EXERCISE DESCRIPTION ▸ Your answer should be a single number: the count of lines containing "funding".

WORKING DATA ▸

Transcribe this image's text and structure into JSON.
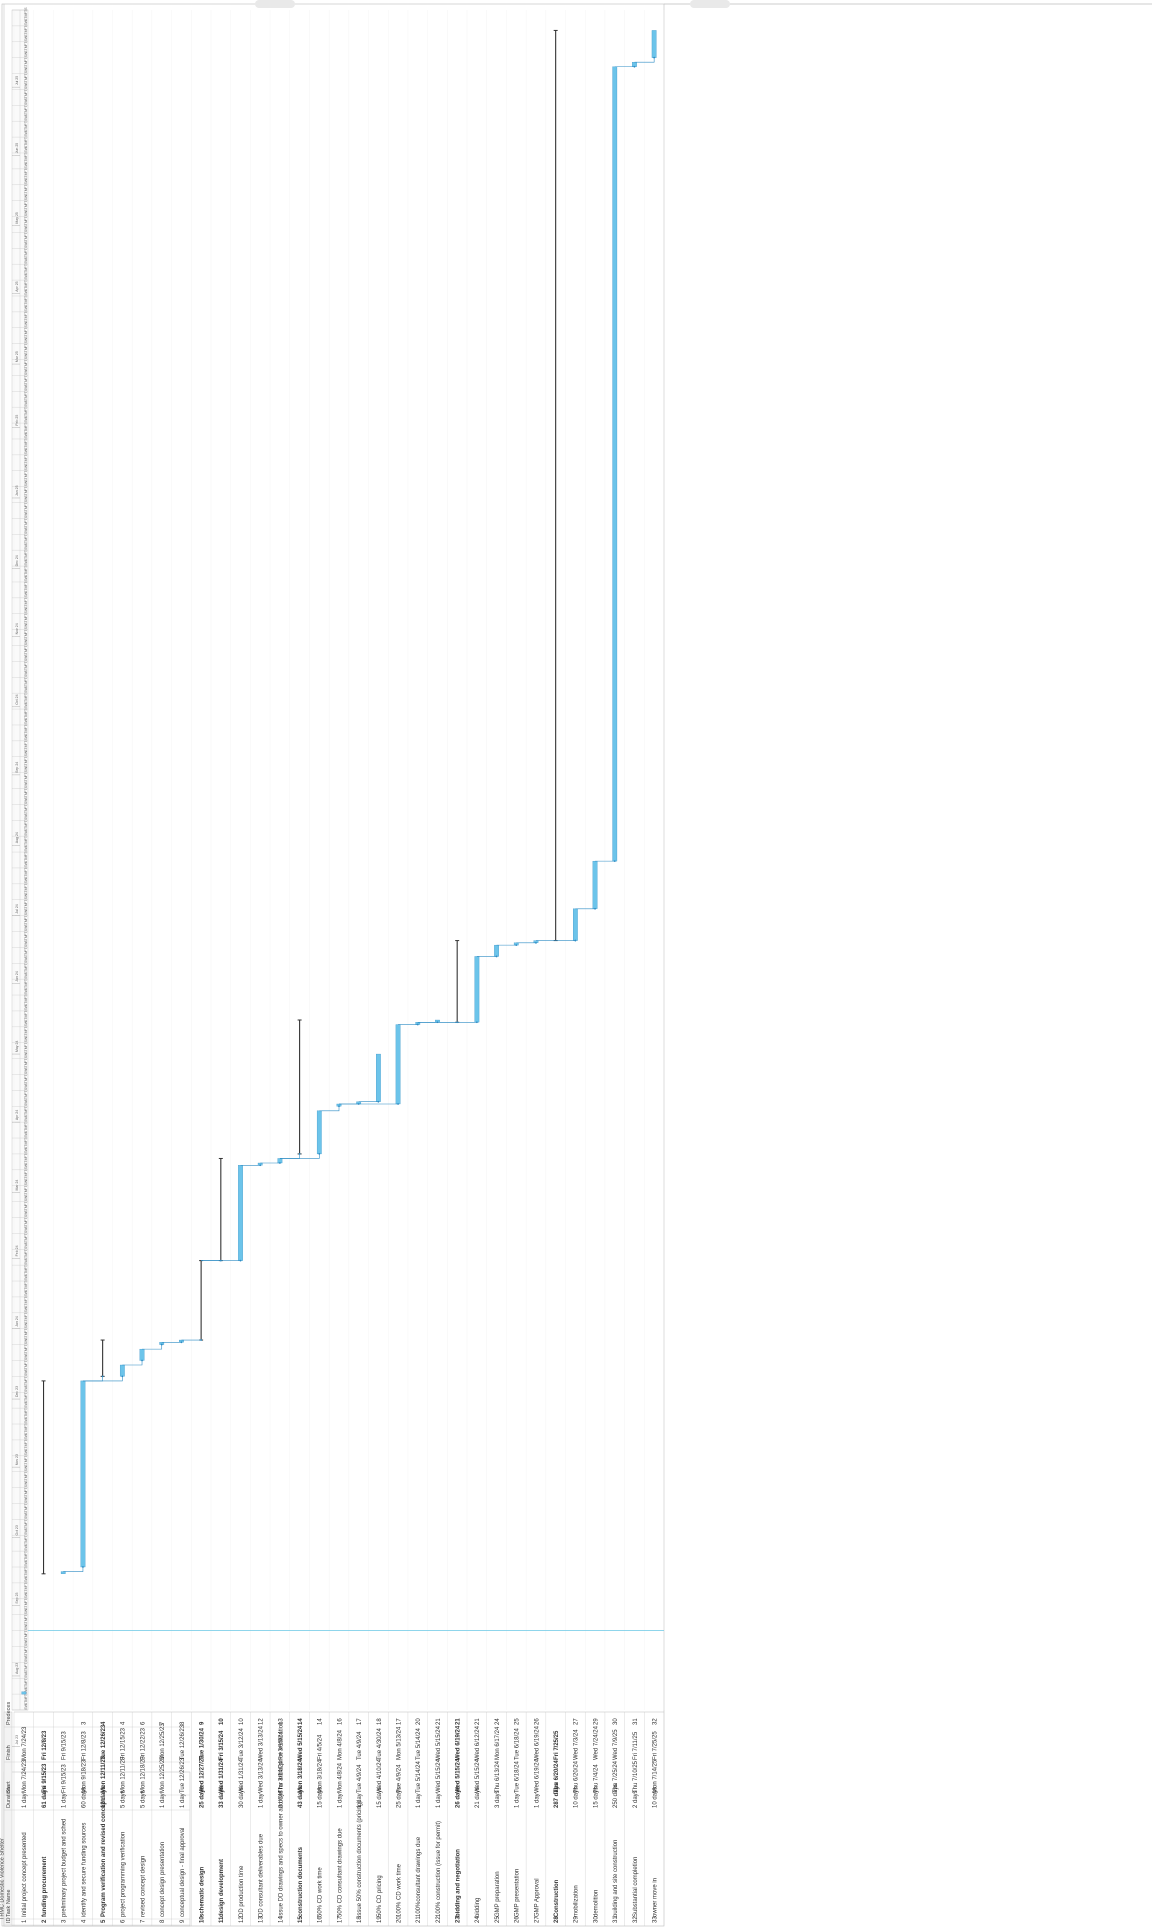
{
  "title": "TRMC Domestic Violence Shelter",
  "columns": {
    "id": "ID",
    "task_name": "Task Name",
    "duration": "Duration",
    "start": "Start",
    "finish": "Finish",
    "predecessors": "Predeces"
  },
  "timeline_header": {
    "month_labels": [
      "Jul 23",
      "Aug 23",
      "Sep 23",
      "Oct 23",
      "Nov 23",
      "Dec 23",
      "Jan 24",
      "Feb 24",
      "Mar 24",
      "Apr 24",
      "May 24",
      "Jun 24",
      "Jul 24",
      "Aug 24",
      "Sep 24",
      "Oct 24",
      "Nov 24",
      "Dec 24",
      "Jan 25",
      "Feb 25",
      "Mar 25",
      "Apr 25",
      "May 25",
      "Jun 25",
      "Jul 25"
    ],
    "day_pattern": [
      "S",
      "W",
      "S",
      "T",
      "M",
      "F",
      "T"
    ]
  },
  "colors": {
    "bar": "#6cc4ea",
    "bar_dark": "#2e8cc4",
    "summary": "#333333",
    "link": "#2e8cc4",
    "grid": "#bdbdbd",
    "today": "#7fcfe8"
  },
  "chart_data": {
    "type": "table",
    "tasks": [
      {
        "id": "1",
        "name": "Initial project concept presented",
        "duration": "1 day",
        "start": "Mon 7/24/23",
        "finish": "Mon 7/24/23",
        "pred": "",
        "summary": false,
        "s": "2023-07-24",
        "f": "2023-07-24"
      },
      {
        "id": "2",
        "name": "funding procurement",
        "duration": "61 days",
        "start": "Fri 9/15/23",
        "finish": "Fri 12/8/23",
        "pred": "",
        "summary": true,
        "s": "2023-09-15",
        "f": "2023-12-08"
      },
      {
        "id": "3",
        "name": "preliminary project budget and sched",
        "duration": "1 day",
        "start": "Fri 9/15/23",
        "finish": "Fri 9/15/23",
        "pred": "",
        "summary": false,
        "s": "2023-09-15",
        "f": "2023-09-15"
      },
      {
        "id": "4",
        "name": "identify and secure funding sources",
        "duration": "60 days",
        "start": "Mon 9/18/23",
        "finish": "Fri 12/8/23",
        "pred": "3",
        "summary": false,
        "s": "2023-09-18",
        "f": "2023-12-08"
      },
      {
        "id": "5",
        "name": "Program verification and revised concept",
        "duration": "12 days",
        "start": "Mon 12/11/23",
        "finish": "Tue 12/26/23",
        "pred": "4",
        "summary": true,
        "s": "2023-12-11",
        "f": "2023-12-26"
      },
      {
        "id": "6",
        "name": "project programming verification",
        "duration": "5 days",
        "start": "Mon 12/11/23",
        "finish": "Fri 12/15/23",
        "pred": "4",
        "summary": false,
        "s": "2023-12-11",
        "f": "2023-12-15"
      },
      {
        "id": "7",
        "name": "revised concept design",
        "duration": "5 days",
        "start": "Mon 12/18/23",
        "finish": "Fri 12/22/23",
        "pred": "6",
        "summary": false,
        "s": "2023-12-18",
        "f": "2023-12-22"
      },
      {
        "id": "8",
        "name": "concept design presentation",
        "duration": "1 day",
        "start": "Mon 12/25/23",
        "finish": "Mon 12/25/23",
        "pred": "7",
        "summary": false,
        "s": "2023-12-25",
        "f": "2023-12-25"
      },
      {
        "id": "9",
        "name": "conceptual design - final approval",
        "duration": "1 day",
        "start": "Tue 12/26/23",
        "finish": "Tue 12/26/23",
        "pred": "8",
        "summary": false,
        "s": "2023-12-26",
        "f": "2023-12-26"
      },
      {
        "id": "10",
        "name": "schematic design",
        "duration": "25 days",
        "start": "Wed 12/27/23",
        "finish": "Tue 1/30/24",
        "pred": "9",
        "summary": true,
        "s": "2023-12-27",
        "f": "2024-01-30"
      },
      {
        "id": "11",
        "name": "design development",
        "duration": "33 days",
        "start": "Wed 1/31/24",
        "finish": "Fri 3/15/24",
        "pred": "10",
        "summary": true,
        "s": "2024-01-31",
        "f": "2024-03-15"
      },
      {
        "id": "12",
        "name": "DD production time",
        "duration": "30 days",
        "start": "Wed 1/31/24",
        "finish": "Tue 3/12/24",
        "pred": "10",
        "summary": false,
        "s": "2024-01-31",
        "f": "2024-03-12"
      },
      {
        "id": "13",
        "name": "DD consultant deliverables due",
        "duration": "1 day",
        "start": "Wed 3/13/24",
        "finish": "Wed 3/13/24",
        "pred": "12",
        "summary": false,
        "s": "2024-03-13",
        "f": "2024-03-13"
      },
      {
        "id": "14",
        "name": "issue DD drawings and specs to owner and CM for initial price verification",
        "duration": "2 days",
        "start": "Thu 3/14/24",
        "finish": "Fri 3/15/24",
        "pred": "13",
        "summary": false,
        "s": "2024-03-14",
        "f": "2024-03-15"
      },
      {
        "id": "15",
        "name": "construction documents",
        "duration": "43 days",
        "start": "Mon 3/18/24",
        "finish": "Wed 5/15/24",
        "pred": "14",
        "summary": true,
        "s": "2024-03-18",
        "f": "2024-05-15"
      },
      {
        "id": "16",
        "name": "50% CD work time",
        "duration": "15 days",
        "start": "Mon 3/18/24",
        "finish": "Fri 4/5/24",
        "pred": "14",
        "summary": false,
        "s": "2024-03-18",
        "f": "2024-04-05"
      },
      {
        "id": "17",
        "name": "50% CD consultant drawings due",
        "duration": "1 day",
        "start": "Mon 4/8/24",
        "finish": "Mon 4/8/24",
        "pred": "16",
        "summary": false,
        "s": "2024-04-08",
        "f": "2024-04-08"
      },
      {
        "id": "18",
        "name": "issue 50% construction documents (pricing)",
        "duration": "1 day",
        "start": "Tue 4/9/24",
        "finish": "Tue 4/9/24",
        "pred": "17",
        "summary": false,
        "s": "2024-04-09",
        "f": "2024-04-09"
      },
      {
        "id": "19",
        "name": "50% CD pricing",
        "duration": "15 days",
        "start": "Wed 4/10/24",
        "finish": "Tue 4/30/24",
        "pred": "18",
        "summary": false,
        "s": "2024-04-10",
        "f": "2024-04-30"
      },
      {
        "id": "20",
        "name": "100% CD work time",
        "duration": "25 days",
        "start": "Tue 4/9/24",
        "finish": "Mon 5/13/24",
        "pred": "17",
        "summary": false,
        "s": "2024-04-09",
        "f": "2024-05-13"
      },
      {
        "id": "21",
        "name": "100%consultant drawings due",
        "duration": "1 day",
        "start": "Tue 5/14/24",
        "finish": "Tue 5/14/24",
        "pred": "20",
        "summary": false,
        "s": "2024-05-14",
        "f": "2024-05-14"
      },
      {
        "id": "22",
        "name": "100% construction (issue for permit)",
        "duration": "1 day",
        "start": "Wed 5/15/24",
        "finish": "Wed 5/15/24",
        "pred": "21",
        "summary": false,
        "s": "2024-05-15",
        "f": "2024-05-15"
      },
      {
        "id": "23",
        "name": "bidding and negotiation",
        "duration": "26 days",
        "start": "Wed 5/15/24",
        "finish": "Wed 6/19/24",
        "pred": "21",
        "summary": true,
        "s": "2024-05-15",
        "f": "2024-06-19"
      },
      {
        "id": "24",
        "name": "bidding",
        "duration": "21 days",
        "start": "Wed 5/15/24",
        "finish": "Wed 6/12/24",
        "pred": "21",
        "summary": false,
        "s": "2024-05-15",
        "f": "2024-06-12"
      },
      {
        "id": "25",
        "name": "GMP preparation",
        "duration": "3 days",
        "start": "Thu 6/13/24",
        "finish": "Mon 6/17/24",
        "pred": "24",
        "summary": false,
        "s": "2024-06-13",
        "f": "2024-06-17"
      },
      {
        "id": "26",
        "name": "GMP presentation",
        "duration": "1 day",
        "start": "Tue 6/18/24",
        "finish": "Tue 6/18/24",
        "pred": "25",
        "summary": false,
        "s": "2024-06-18",
        "f": "2024-06-18"
      },
      {
        "id": "27",
        "name": "GMP Approval",
        "duration": "1 day",
        "start": "Wed 6/19/24",
        "finish": "Wed 6/19/24",
        "pred": "26",
        "summary": false,
        "s": "2024-06-19",
        "f": "2024-06-19"
      },
      {
        "id": "28",
        "name": "Construction",
        "duration": "287 days",
        "start": "Thu 6/20/24",
        "finish": "Fri 7/25/25",
        "pred": "",
        "summary": true,
        "s": "2024-06-20",
        "f": "2025-07-25"
      },
      {
        "id": "29",
        "name": "mobilization",
        "duration": "10 days",
        "start": "Thu 6/20/24",
        "finish": "Wed 7/3/24",
        "pred": "27",
        "summary": false,
        "s": "2024-06-20",
        "f": "2024-07-03"
      },
      {
        "id": "30",
        "name": "demolition",
        "duration": "15 days",
        "start": "Thu 7/4/24",
        "finish": "Wed 7/24/24",
        "pred": "29",
        "summary": false,
        "s": "2024-07-04",
        "f": "2024-07-24"
      },
      {
        "id": "31",
        "name": "building and site construction",
        "duration": "250 days",
        "start": "Thu 7/25/24",
        "finish": "Wed 7/9/25",
        "pred": "30",
        "summary": false,
        "s": "2024-07-25",
        "f": "2025-07-09"
      },
      {
        "id": "32",
        "name": "Substantial completion",
        "duration": "2 days",
        "start": "Thu 7/10/25",
        "finish": "Fri 7/11/25",
        "pred": "31",
        "summary": false,
        "s": "2025-07-10",
        "f": "2025-07-11"
      },
      {
        "id": "33",
        "name": "owner move in",
        "duration": "10 days",
        "start": "Mon 7/14/25",
        "finish": "Fri 7/25/25",
        "pred": "32",
        "summary": false,
        "s": "2025-07-14",
        "f": "2025-07-25"
      }
    ],
    "today_line": "2023-08-21",
    "timeline_range": [
      "2023-07-17",
      "2025-08-04"
    ]
  }
}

TASK ANSWER ▸ 2